§ DIRECTIONS FOR THIS TASK
The data below is to be returned in full and exactly.

§ DATA SECTION
————————
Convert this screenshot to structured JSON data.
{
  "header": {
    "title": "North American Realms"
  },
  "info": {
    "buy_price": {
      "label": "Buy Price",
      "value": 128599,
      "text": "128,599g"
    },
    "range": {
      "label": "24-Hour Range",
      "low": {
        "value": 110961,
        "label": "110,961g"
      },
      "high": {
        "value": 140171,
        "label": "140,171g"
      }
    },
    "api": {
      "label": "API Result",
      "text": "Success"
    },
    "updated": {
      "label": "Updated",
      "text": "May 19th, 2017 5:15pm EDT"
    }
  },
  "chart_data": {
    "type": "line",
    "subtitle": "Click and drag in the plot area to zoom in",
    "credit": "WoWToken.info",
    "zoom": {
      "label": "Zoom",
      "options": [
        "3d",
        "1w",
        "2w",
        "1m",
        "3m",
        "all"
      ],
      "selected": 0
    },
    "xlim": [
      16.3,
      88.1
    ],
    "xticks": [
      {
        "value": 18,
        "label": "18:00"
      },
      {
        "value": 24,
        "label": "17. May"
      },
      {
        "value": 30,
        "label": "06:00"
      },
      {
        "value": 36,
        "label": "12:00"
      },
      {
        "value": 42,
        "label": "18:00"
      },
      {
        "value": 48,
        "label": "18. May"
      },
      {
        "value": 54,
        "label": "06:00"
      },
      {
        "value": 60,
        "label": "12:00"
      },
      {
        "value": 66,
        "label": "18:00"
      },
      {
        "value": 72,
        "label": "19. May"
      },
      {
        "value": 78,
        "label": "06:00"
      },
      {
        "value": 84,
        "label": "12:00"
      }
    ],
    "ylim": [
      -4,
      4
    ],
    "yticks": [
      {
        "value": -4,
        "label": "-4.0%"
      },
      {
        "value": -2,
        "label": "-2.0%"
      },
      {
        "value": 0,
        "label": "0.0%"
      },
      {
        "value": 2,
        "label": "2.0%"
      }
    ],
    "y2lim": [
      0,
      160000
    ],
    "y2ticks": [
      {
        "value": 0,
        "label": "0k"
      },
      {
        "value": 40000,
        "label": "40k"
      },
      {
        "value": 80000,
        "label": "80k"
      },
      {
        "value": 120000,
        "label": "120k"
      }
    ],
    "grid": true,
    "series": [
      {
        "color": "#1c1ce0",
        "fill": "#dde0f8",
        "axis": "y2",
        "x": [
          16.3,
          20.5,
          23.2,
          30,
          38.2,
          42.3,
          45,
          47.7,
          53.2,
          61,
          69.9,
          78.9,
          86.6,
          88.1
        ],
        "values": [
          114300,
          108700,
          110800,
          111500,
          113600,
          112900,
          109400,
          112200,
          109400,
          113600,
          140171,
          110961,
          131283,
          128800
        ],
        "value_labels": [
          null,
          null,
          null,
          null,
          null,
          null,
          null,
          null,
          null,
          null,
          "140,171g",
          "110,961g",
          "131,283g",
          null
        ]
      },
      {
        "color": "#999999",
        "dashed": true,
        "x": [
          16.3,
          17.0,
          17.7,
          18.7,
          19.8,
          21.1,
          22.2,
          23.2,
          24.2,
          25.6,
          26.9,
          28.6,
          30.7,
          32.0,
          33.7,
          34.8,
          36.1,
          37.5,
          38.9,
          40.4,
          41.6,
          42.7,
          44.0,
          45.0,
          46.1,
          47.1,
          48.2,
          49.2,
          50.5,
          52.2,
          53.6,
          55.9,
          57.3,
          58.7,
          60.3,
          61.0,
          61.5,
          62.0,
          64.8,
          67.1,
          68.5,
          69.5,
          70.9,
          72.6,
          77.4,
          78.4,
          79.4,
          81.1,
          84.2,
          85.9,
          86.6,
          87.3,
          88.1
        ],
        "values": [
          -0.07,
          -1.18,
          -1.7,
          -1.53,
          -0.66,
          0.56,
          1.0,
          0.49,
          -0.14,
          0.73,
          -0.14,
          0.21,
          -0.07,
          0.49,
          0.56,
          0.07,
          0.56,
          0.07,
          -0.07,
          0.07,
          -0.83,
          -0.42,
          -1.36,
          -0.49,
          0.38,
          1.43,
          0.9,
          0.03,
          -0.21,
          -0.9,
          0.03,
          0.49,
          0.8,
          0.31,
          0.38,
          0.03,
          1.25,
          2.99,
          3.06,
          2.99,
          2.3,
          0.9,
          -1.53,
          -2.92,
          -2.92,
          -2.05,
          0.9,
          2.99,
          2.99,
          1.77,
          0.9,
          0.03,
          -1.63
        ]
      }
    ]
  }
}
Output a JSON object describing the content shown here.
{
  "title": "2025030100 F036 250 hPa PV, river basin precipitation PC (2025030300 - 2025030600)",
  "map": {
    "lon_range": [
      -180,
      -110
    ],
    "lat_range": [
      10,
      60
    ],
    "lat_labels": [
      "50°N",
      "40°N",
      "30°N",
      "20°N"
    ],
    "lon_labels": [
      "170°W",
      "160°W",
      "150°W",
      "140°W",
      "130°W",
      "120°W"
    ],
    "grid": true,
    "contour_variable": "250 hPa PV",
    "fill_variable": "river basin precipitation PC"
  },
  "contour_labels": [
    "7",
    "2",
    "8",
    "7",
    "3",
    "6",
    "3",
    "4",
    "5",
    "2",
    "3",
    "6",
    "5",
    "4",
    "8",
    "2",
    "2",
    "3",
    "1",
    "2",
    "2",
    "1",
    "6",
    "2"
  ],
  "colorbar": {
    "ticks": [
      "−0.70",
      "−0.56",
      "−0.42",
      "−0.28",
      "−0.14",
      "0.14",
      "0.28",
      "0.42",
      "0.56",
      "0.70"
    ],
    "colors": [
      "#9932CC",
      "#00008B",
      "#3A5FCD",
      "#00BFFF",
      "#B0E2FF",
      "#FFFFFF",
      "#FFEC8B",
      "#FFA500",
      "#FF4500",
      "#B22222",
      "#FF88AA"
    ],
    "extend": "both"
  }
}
————————
§ TASK RESPONSE
Convert this screenshot to structured JSON data.
{
  "header": {
    "title": "North American Realms"
  },
  "info": {
    "buy_price": {
      "label": "Buy Price",
      "value": 128599,
      "text": "128,599g"
    },
    "range": {
      "label": "24-Hour Range",
      "low": {
        "value": 110961,
        "label": "110,961g"
      },
      "high": {
        "value": 140171,
        "label": "140,171g"
      }
    },
    "api": {
      "label": "API Result",
      "text": "Success"
    },
    "updated": {
      "label": "Updated",
      "text": "May 19th, 2017 5:15pm EDT"
    }
  },
  "chart_data": {
    "type": "line",
    "subtitle": "Click and drag in the plot area to zoom in",
    "credit": "WoWToken.info",
    "zoom": {
      "label": "Zoom",
      "options": [
        "3d",
        "1w",
        "2w",
        "1m",
        "3m",
        "all"
      ],
      "selected": 0
    },
    "xlim": [
      16.3,
      88.1
    ],
    "xticks": [
      {
        "value": 18,
        "label": "18:00"
      },
      {
        "value": 24,
        "label": "17. May"
      },
      {
        "value": 30,
        "label": "06:00"
      },
      {
        "value": 36,
        "label": "12:00"
      },
      {
        "value": 42,
        "label": "18:00"
      },
      {
        "value": 48,
        "label": "18. May"
      },
      {
        "value": 54,
        "label": "06:00"
      },
      {
        "value": 60,
        "label": "12:00"
      },
      {
        "value": 66,
        "label": "18:00"
      },
      {
        "value": 72,
        "label": "19. May"
      },
      {
        "value": 78,
        "label": "06:00"
      },
      {
        "value": 84,
        "label": "12:00"
      }
    ],
    "ylim": [
      -4,
      4
    ],
    "yticks": [
      {
        "value": -4,
        "label": "-4.0%"
      },
      {
        "value": -2,
        "label": "-2.0%"
      },
      {
        "value": 0,
        "label": "0.0%"
      },
      {
        "value": 2,
        "label": "2.0%"
      }
    ],
    "y2lim": [
      0,
      160000
    ],
    "y2ticks": [
      {
        "value": 0,
        "label": "0k"
      },
      {
        "value": 40000,
        "label": "40k"
      },
      {
        "value": 80000,
        "label": "80k"
      },
      {
        "value": 120000,
        "label": "120k"
      }
    ],
    "grid": true,
    "series": [
      {
        "color": "#1c1ce0",
        "fill": "#dde0f8",
        "axis": "y2",
        "x": [
          16.3,
          20.5,
          23.2,
          30,
          38.2,
          42.3,
          45,
          47.7,
          53.2,
          61,
          69.9,
          78.9,
          86.6,
          88.1
        ],
        "values": [
          114300,
          108700,
          110800,
          111500,
          113600,
          112900,
          109400,
          112200,
          109400,
          113600,
          140171,
          110961,
          131283,
          128800
        ],
        "value_labels": [
          null,
          null,
          null,
          null,
          null,
          null,
          null,
          null,
          null,
          null,
          "140,171g",
          "110,961g",
          "131,283g",
          null
        ]
      },
      {
        "color": "#999999",
        "dashed": true,
        "x": [
          16.3,
          17.0,
          17.7,
          18.7,
          19.8,
          21.1,
          22.2,
          23.2,
          24.2,
          25.6,
          26.9,
          28.6,
          30.7,
          32.0,
          33.7,
          34.8,
          36.1,
          37.5,
          38.9,
          40.4,
          41.6,
          42.7,
          44.0,
          45.0,
          46.1,
          47.1,
          48.2,
          49.2,
          50.5,
          52.2,
          53.6,
          55.9,
          57.3,
          58.7,
          60.3,
          61.0,
          61.5,
          62.0,
          64.8,
          67.1,
          68.5,
          69.5,
          70.9,
          72.6,
          77.4,
          78.4,
          79.4,
          81.1,
          84.2,
          85.9,
          86.6,
          87.3,
          88.1
        ],
        "values": [
          -0.07,
          -1.18,
          -1.7,
          -1.53,
          -0.66,
          0.56,
          1.0,
          0.49,
          -0.14,
          0.73,
          -0.14,
          0.21,
          -0.07,
          0.49,
          0.56,
          0.07,
          0.56,
          0.07,
          -0.07,
          0.07,
          -0.83,
          -0.42,
          -1.36,
          -0.49,
          0.38,
          1.43,
          0.9,
          0.03,
          -0.21,
          -0.9,
          0.03,
          0.49,
          0.8,
          0.31,
          0.38,
          0.03,
          1.25,
          2.99,
          3.06,
          2.99,
          2.3,
          0.9,
          -1.53,
          -2.92,
          -2.92,
          -2.05,
          0.9,
          2.99,
          2.99,
          1.77,
          0.9,
          0.03,
          -1.63
        ]
      }
    ]
  }
}
Output a JSON object describing the content shown here.
{
  "title": "2025030100 F036 250 hPa PV, river basin precipitation PC (2025030300 - 2025030600)",
  "map": {
    "lon_range": [
      -180,
      -110
    ],
    "lat_range": [
      10,
      60
    ],
    "lat_labels": [
      "50°N",
      "40°N",
      "30°N",
      "20°N"
    ],
    "lon_labels": [
      "170°W",
      "160°W",
      "150°W",
      "140°W",
      "130°W",
      "120°W"
    ],
    "grid": true,
    "contour_variable": "250 hPa PV",
    "fill_variable": "river basin precipitation PC"
  },
  "contour_labels": [
    "7",
    "2",
    "8",
    "7",
    "3",
    "6",
    "3",
    "4",
    "5",
    "2",
    "3",
    "6",
    "5",
    "4",
    "8",
    "2",
    "2",
    "3",
    "1",
    "2",
    "2",
    "1",
    "6",
    "2"
  ],
  "colorbar": {
    "ticks": [
      "−0.70",
      "−0.56",
      "−0.42",
      "−0.28",
      "−0.14",
      "0.14",
      "0.28",
      "0.42",
      "0.56",
      "0.70"
    ],
    "colors": [
      "#9932CC",
      "#00008B",
      "#3A5FCD",
      "#00BFFF",
      "#B0E2FF",
      "#FFFFFF",
      "#FFEC8B",
      "#FFA500",
      "#FF4500",
      "#B22222",
      "#FF88AA"
    ],
    "extend": "both"
  }
}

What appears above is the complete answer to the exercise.